Set the listing down again in full, word for word, with the pictures left out.

- GIVEN INFORMATION
--- start ---

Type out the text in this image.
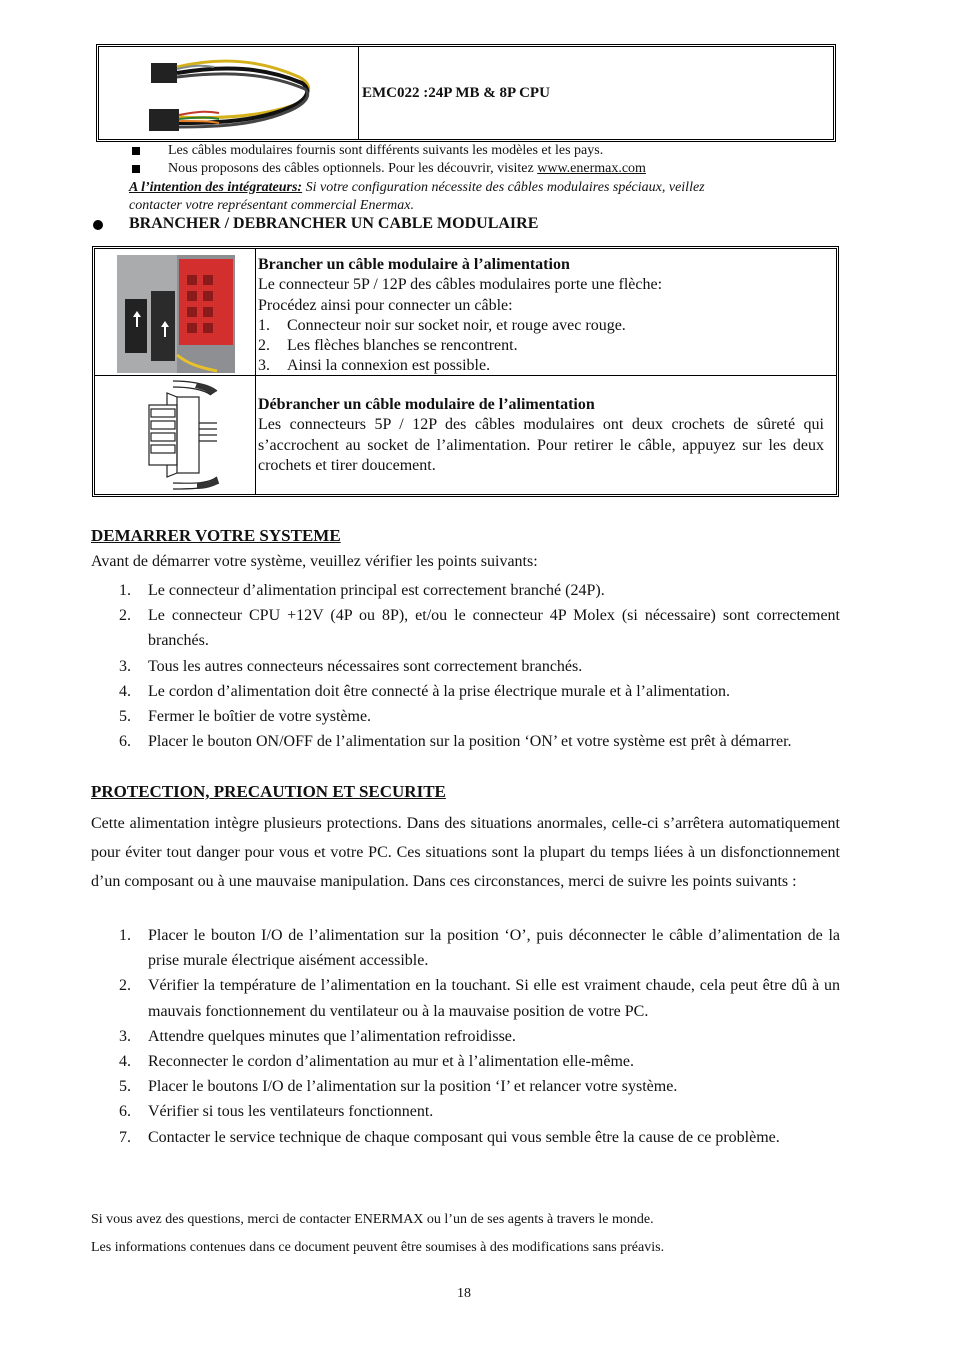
EMC022 :24P MB & 8P CPU
Les câbles modulaires fournis sont différents suivants les modèles et les pays.
Nous proposons des câbles optionnels. Pour les découvrir, visitez www.enermax.com
A l’intention des intégrateurs: Si votre configuration nécessite des câbles modulaires spéciaux, veillez
contacter votre représentant commercial Enermax.
BRANCHER / DEBRANCHER UN CABLE MODULAIRE
Brancher un câble modulaire à l’alimentation
Le connecteur 5P / 12P des câbles modulaires porte une flèche:
Procédez ainsi pour connecter un câble:
1. Connecteur noir sur socket noir, et rouge avec rouge.
2. Les flèches blanches se rencontrent.
3. Ainsi la connexion est possible.
Débrancher un câble modulaire de l’alimentation
Les connecteurs 5P / 12P des câbles modulaires ont deux crochets de sûreté qui s’accrochent au socket de l’alimentation. Pour retirer le câble, appuyez sur les deux crochets et tirer doucement.
DEMARRER VOTRE SYSTEME
Avant de démarrer votre système, veuillez vérifier les points suivants:
1. Le connecteur d’alimentation principal est correctement branché (24P).
2. Le connecteur CPU +12V (4P ou 8P), et/ou le connecteur 4P Molex (si nécessaire) sont correctement branchés.
3. Tous les autres connecteurs nécessaires sont correctement branchés.
4. Le cordon d’alimentation doit être connecté à la prise électrique murale et à l’alimentation.
5. Fermer le boîtier de votre système.
6. Placer le bouton ON/OFF de l’alimentation sur la position ‘ON’ et votre système est prêt à démarrer.
PROTECTION, PRECAUTION ET SECURITE
Cette alimentation intègre plusieurs protections. Dans des situations anormales, celle-ci s’arrêtera automatiquement pour éviter tout danger pour vous et votre PC. Ces situations sont la plupart du temps liées à un disfonctionnement d’un composant ou à une mauvaise manipulation. Dans ces circonstances, merci de suivre les points suivants :
1. Placer le bouton I/O de l’alimentation sur la position ‘O’, puis déconnecter le câble d’alimentation de la prise murale électrique aisément accessible.
2. Vérifier la température de l’alimentation en la touchant. Si elle est vraiment chaude, cela peut être dû à un mauvais fonctionnement du ventilateur ou à la mauvaise position de votre PC.
3. Attendre quelques minutes que l’alimentation refroidisse.
4. Reconnecter le cordon d’alimentation au mur et à l’alimentation elle-même.
5. Placer le boutons I/O de l’alimentation sur la position ‘I’ et relancer votre système.
6. Vérifier si tous les ventilateurs fonctionnent.
7. Contacter le service technique de chaque composant qui vous semble être la cause de ce problème.
Si vous avez des questions, merci de contacter ENERMAX ou l’un de ses agents à travers le monde.
Les informations contenues dans ce document peuvent être soumises à des modifications sans préavis.
18
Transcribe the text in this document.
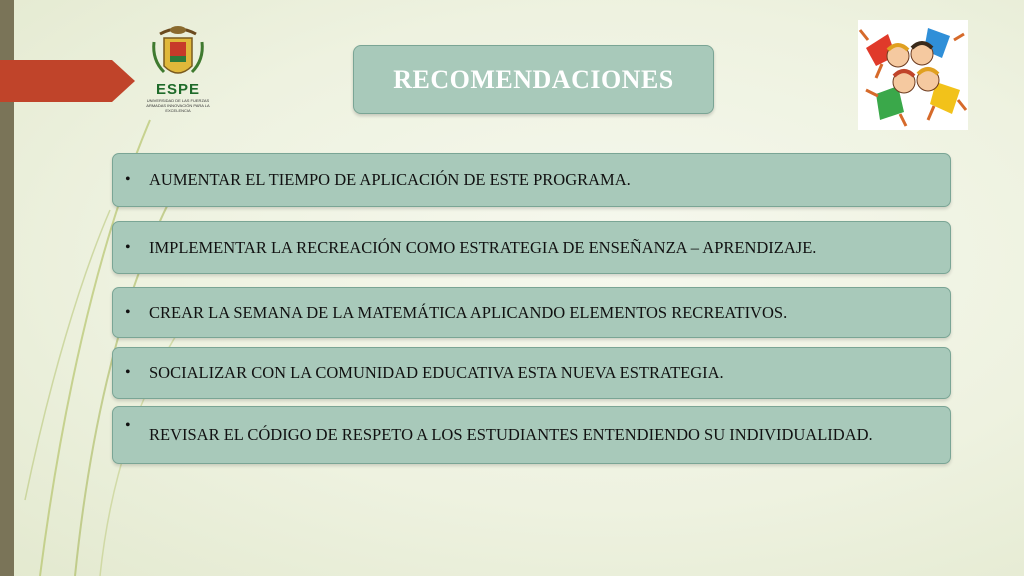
ESPE
UNIVERSIDAD DE LAS FUERZAS ARMADAS INNOVACIÓN PARA LA EXCELENCIA
RECOMENDACIONES
• AUMENTAR EL TIEMPO DE APLICACIÓN DE ESTE PROGRAMA.
• IMPLEMENTAR LA RECREACIÓN COMO ESTRATEGIA DE ENSEÑANZA – APRENDIZAJE.
• CREAR LA SEMANA DE LA MATEMÁTICA APLICANDO ELEMENTOS RECREATIVOS.
• SOCIALIZAR CON LA COMUNIDAD EDUCATIVA ESTA NUEVA ESTRATEGIA.
• REVISAR EL CÓDIGO DE RESPETO A LOS ESTUDIANTES ENTENDIENDO SU INDIVIDUALIDAD.
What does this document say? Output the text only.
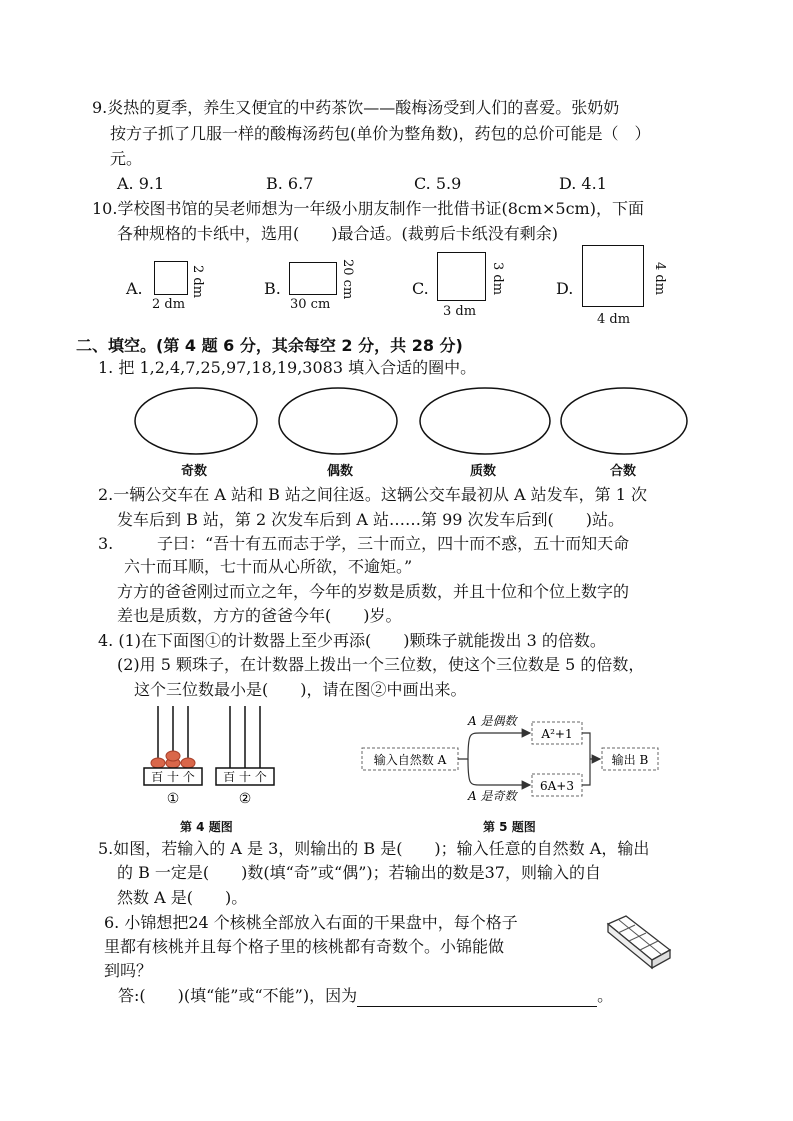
9.炎热的夏季，养生又便宜的中药茶饮——酸梅汤受到人们的喜爱。张奶奶
按方子抓了几服一样的酸梅汤药包(单价为整角数)，药包的总价可能是（　）
元。
A. 9.1	B. 6.7	C. 5.9	D. 4.1
10.学校图书馆的吴老师想为一年级小朋友制作一批借书证(8cm×5cm)，下面
各种规格的卡纸中，选用(　　)最合适。(裁剪后卡纸没有剩余)
A.
2 dm
2 dm	B.
30 cm
20 cm	C.
3 dm
3 dm	D.
4 dm
4 dm
二、填空。(第 4 题 6 分，其余每空 2 分，共 28 分)
1. 把 1,2,4,7,25,97,18,19,3083 填入合适的圈中。
奇数	偶数	质数	合数
2.一辆公交车在 A 站和 B 站之间往返。这辆公交车最初从 A 站发车，第 1 次
发车后到 B 站，第 2 次发车后到 A 站……第 99 次发车后到(　　)站。
3.	子曰：“吾十有五而志于学，三十而立，四十而不惑，五十而知天命
六十而耳顺，七十而从心所欲，不逾矩。”
方方的爸爸刚过而立之年，今年的岁数是质数，并且十位和个位上数字的
差也是质数，方方的爸爸今年(　　)岁。
4. (1)在下面图①的计数器上至少再添(　　)颗珠子就能拨出 3 的倍数。
(2)用 5 颗珠子，在计数器上拨出一个三位数，使这个三位数是 5 的倍数，
这个三位数最小是(　　)，请在图②中画出来。
百 十 个
①
百 十 个
②
第 4 题图
输入自然数 A
A 是偶数
A 是奇数
A²+1
6A+3
输出 B
第 5 题图
5.如图，若输入的 A 是 3，则输出的 B 是(　　)；输入任意的自然数 A，输出
的 B 一定是(　　)数(填“奇”或“偶”)；若输出的数是37，则输入的自
然数 A 是(　　)。
6. 小锦想把24 个核桃全部放入右面的干果盘中，每个格子
里都有核桃并且每个格子里的核桃都有奇数个。小锦能做
到吗？
答:(　　)(填“能”或“不能”)，因为	。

--- end ---

- REPLY
Type out the text in this image.
EMC022 :24P MB & 8P CPU
Les câbles modulaires fournis sont différents suivants les modèles et les pays.
Nous proposons des câbles optionnels. Pour les découvrir, visitez www.enermax.com
A l’intention des intégrateurs: Si votre configuration nécessite des câbles modulaires spéciaux, veillez
contacter votre représentant commercial Enermax.
BRANCHER / DEBRANCHER UN CABLE MODULAIRE
Brancher un câble modulaire à l’alimentation
Le connecteur 5P / 12P des câbles modulaires porte une flèche:
Procédez ainsi pour connecter un câble:
1. Connecteur noir sur socket noir, et rouge avec rouge.
2. Les flèches blanches se rencontrent.
3. Ainsi la connexion est possible.
Débrancher un câble modulaire de l’alimentation
Les connecteurs 5P / 12P des câbles modulaires ont deux crochets de sûreté qui s’accrochent au socket de l’alimentation. Pour retirer le câble, appuyez sur les deux crochets et tirer doucement.
DEMARRER VOTRE SYSTEME
Avant de démarrer votre système, veuillez vérifier les points suivants:
1. Le connecteur d’alimentation principal est correctement branché (24P).
2. Le connecteur CPU +12V (4P ou 8P), et/ou le connecteur 4P Molex (si nécessaire) sont correctement branchés.
3. Tous les autres connecteurs nécessaires sont correctement branchés.
4. Le cordon d’alimentation doit être connecté à la prise électrique murale et à l’alimentation.
5. Fermer le boîtier de votre système.
6. Placer le bouton ON/OFF de l’alimentation sur la position ‘ON’ et votre système est prêt à démarrer.
PROTECTION, PRECAUTION ET SECURITE
Cette alimentation intègre plusieurs protections. Dans des situations anormales, celle-ci s’arrêtera automatiquement pour éviter tout danger pour vous et votre PC. Ces situations sont la plupart du temps liées à un disfonctionnement d’un composant ou à une mauvaise manipulation. Dans ces circonstances, merci de suivre les points suivants :
1. Placer le bouton I/O de l’alimentation sur la position ‘O’, puis déconnecter le câble d’alimentation de la prise murale électrique aisément accessible.
2. Vérifier la température de l’alimentation en la touchant. Si elle est vraiment chaude, cela peut être dû à un mauvais fonctionnement du ventilateur ou à la mauvaise position de votre PC.
3. Attendre quelques minutes que l’alimentation refroidisse.
4. Reconnecter le cordon d’alimentation au mur et à l’alimentation elle-même.
5. Placer le boutons I/O de l’alimentation sur la position ‘I’ et relancer votre système.
6. Vérifier si tous les ventilateurs fonctionnent.
7. Contacter le service technique de chaque composant qui vous semble être la cause de ce problème.
Si vous avez des questions, merci de contacter ENERMAX ou l’un de ses agents à travers le monde.
Les informations contenues dans ce document peuvent être soumises à des modifications sans préavis.
18
Transcribe the text in this document.
ESPE
UNIVERSIDAD DE LAS FUERZAS ARMADAS INNOVACIÓN PARA LA EXCELENCIA
RECOMENDACIONES
• AUMENTAR EL TIEMPO DE APLICACIÓN DE ESTE PROGRAMA.
• IMPLEMENTAR LA RECREACIÓN COMO ESTRATEGIA DE ENSEÑANZA – APRENDIZAJE.
• CREAR LA SEMANA DE LA MATEMÁTICA APLICANDO ELEMENTOS RECREATIVOS.
• SOCIALIZAR CON LA COMUNIDAD EDUCATIVA ESTA NUEVA ESTRATEGIA.
• REVISAR EL CÓDIGO DE RESPETO A LOS ESTUDIANTES ENTENDIENDO SU INDIVIDUALIDAD.
What does this document say? Output the text only.
9.炎热的夏季，养生又便宜的中药茶饮——酸梅汤受到人们的喜爱。张奶奶
按方子抓了几服一样的酸梅汤药包(单价为整角数)，药包的总价可能是（　）
元。
A. 9.1	B. 6.7	C. 5.9	D. 4.1
10.学校图书馆的吴老师想为一年级小朋友制作一批借书证(8cm×5cm)，下面
各种规格的卡纸中，选用(　　)最合适。(裁剪后卡纸没有剩余)
A.
2 dm
2 dm	B.
30 cm
20 cm	C.
3 dm
3 dm	D.
4 dm
4 dm
二、填空。(第 4 题 6 分，其余每空 2 分，共 28 分)
1. 把 1,2,4,7,25,97,18,19,3083 填入合适的圈中。
奇数	偶数	质数	合数
2.一辆公交车在 A 站和 B 站之间往返。这辆公交车最初从 A 站发车，第 1 次
发车后到 B 站，第 2 次发车后到 A 站……第 99 次发车后到(　　)站。
3.	子曰：“吾十有五而志于学，三十而立，四十而不惑，五十而知天命
六十而耳顺，七十而从心所欲，不逾矩。”
方方的爸爸刚过而立之年，今年的岁数是质数，并且十位和个位上数字的
差也是质数，方方的爸爸今年(　　)岁。
4. (1)在下面图①的计数器上至少再添(　　)颗珠子就能拨出 3 的倍数。
(2)用 5 颗珠子，在计数器上拨出一个三位数，使这个三位数是 5 的倍数，
这个三位数最小是(　　)，请在图②中画出来。
百 十 个
①
百 十 个
②
第 4 题图
输入自然数 A
A 是偶数
A 是奇数
A²+1
6A+3
输出 B
第 5 题图
5.如图，若输入的 A 是 3，则输出的 B 是(　　)；输入任意的自然数 A，输出
的 B 一定是(　　)数(填“奇”或“偶”)；若输出的数是37，则输入的自
然数 A 是(　　)。
6. 小锦想把24 个核桃全部放入右面的干果盘中，每个格子
里都有核桃并且每个格子里的核桃都有奇数个。小锦能做
到吗？
答:(　　)(填“能”或“不能”)，因为	。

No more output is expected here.